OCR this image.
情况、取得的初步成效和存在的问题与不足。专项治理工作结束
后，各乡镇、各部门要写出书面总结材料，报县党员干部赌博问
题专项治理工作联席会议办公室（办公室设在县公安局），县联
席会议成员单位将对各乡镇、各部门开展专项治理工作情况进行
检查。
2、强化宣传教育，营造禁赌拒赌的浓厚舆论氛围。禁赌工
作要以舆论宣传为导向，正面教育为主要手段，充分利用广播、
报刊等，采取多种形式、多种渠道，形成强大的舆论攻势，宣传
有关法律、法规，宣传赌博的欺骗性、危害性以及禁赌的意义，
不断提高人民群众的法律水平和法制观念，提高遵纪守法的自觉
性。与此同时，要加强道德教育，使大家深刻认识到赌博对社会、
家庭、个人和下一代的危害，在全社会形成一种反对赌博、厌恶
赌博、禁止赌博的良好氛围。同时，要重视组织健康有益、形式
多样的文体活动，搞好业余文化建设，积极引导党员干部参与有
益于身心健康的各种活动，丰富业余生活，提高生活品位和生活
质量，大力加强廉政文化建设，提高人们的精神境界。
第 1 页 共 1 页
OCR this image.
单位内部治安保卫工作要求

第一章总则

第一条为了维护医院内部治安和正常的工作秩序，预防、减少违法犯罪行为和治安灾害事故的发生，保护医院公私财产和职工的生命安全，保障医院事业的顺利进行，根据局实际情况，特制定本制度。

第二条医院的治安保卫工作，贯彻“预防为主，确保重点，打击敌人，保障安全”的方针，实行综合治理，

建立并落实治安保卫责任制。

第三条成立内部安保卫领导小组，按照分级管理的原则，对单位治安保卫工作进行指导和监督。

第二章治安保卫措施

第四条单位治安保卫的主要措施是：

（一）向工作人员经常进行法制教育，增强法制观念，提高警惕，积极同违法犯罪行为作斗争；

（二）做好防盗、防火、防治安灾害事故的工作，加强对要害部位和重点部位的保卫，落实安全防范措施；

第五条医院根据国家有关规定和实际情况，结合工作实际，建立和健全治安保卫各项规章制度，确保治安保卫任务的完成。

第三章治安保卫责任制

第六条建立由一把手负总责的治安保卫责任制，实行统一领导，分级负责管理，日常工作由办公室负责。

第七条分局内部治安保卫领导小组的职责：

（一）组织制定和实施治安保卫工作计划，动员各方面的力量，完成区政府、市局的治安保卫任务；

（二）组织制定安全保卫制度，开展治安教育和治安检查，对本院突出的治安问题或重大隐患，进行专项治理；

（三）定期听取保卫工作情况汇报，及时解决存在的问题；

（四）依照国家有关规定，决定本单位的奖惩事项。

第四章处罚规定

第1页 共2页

····················

→ EXERCISE INSTRUCTIONS: Your task is to repeat the data exactly, with nothing left out.

→ IN RESPONSE:
OCR this image.
情况、取得的初步成效和存在的问题与不足。专项治理工作结束
后，各乡镇、各部门要写出书面总结材料，报县党员干部赌博问
题专项治理工作联席会议办公室（办公室设在县公安局），县联
席会议成员单位将对各乡镇、各部门开展专项治理工作情况进行
检查。
2、强化宣传教育，营造禁赌拒赌的浓厚舆论氛围。禁赌工
作要以舆论宣传为导向，正面教育为主要手段，充分利用广播、
报刊等，采取多种形式、多种渠道，形成强大的舆论攻势，宣传
有关法律、法规，宣传赌博的欺骗性、危害性以及禁赌的意义，
不断提高人民群众的法律水平和法制观念，提高遵纪守法的自觉
性。与此同时，要加强道德教育，使大家深刻认识到赌博对社会、
家庭、个人和下一代的危害，在全社会形成一种反对赌博、厌恶
赌博、禁止赌博的良好氛围。同时，要重视组织健康有益、形式
多样的文体活动，搞好业余文化建设，积极引导党员干部参与有
益于身心健康的各种活动，丰富业余生活，提高生活品位和生活
质量，大力加强廉政文化建设，提高人们的精神境界。
第 1 页 共 1 页
OCR this image.
单位内部治安保卫工作要求

第一章总则

第一条为了维护医院内部治安和正常的工作秩序，预防、减少违法犯罪行为和治安灾害事故的发生，保护医院公私财产和职工的生命安全，保障医院事业的顺利进行，根据局实际情况，特制定本制度。

第二条医院的治安保卫工作，贯彻“预防为主，确保重点，打击敌人，保障安全”的方针，实行综合治理，

建立并落实治安保卫责任制。

第三条成立内部安保卫领导小组，按照分级管理的原则，对单位治安保卫工作进行指导和监督。

第二章治安保卫措施

第四条单位治安保卫的主要措施是：

（一）向工作人员经常进行法制教育，增强法制观念，提高警惕，积极同违法犯罪行为作斗争；

（二）做好防盗、防火、防治安灾害事故的工作，加强对要害部位和重点部位的保卫，落实安全防范措施；

第五条医院根据国家有关规定和实际情况，结合工作实际，建立和健全治安保卫各项规章制度，确保治安保卫任务的完成。

第三章治安保卫责任制

第六条建立由一把手负总责的治安保卫责任制，实行统一领导，分级负责管理，日常工作由办公室负责。

第七条分局内部治安保卫领导小组的职责：

（一）组织制定和实施治安保卫工作计划，动员各方面的力量，完成区政府、市局的治安保卫任务；

（二）组织制定安全保卫制度，开展治安教育和治安检查，对本院突出的治安问题或重大隐患，进行专项治理；

（三）定期听取保卫工作情况汇报，及时解决存在的问题；

（四）依照国家有关规定，决定本单位的奖惩事项。

第四章处罚规定

第1页 共2页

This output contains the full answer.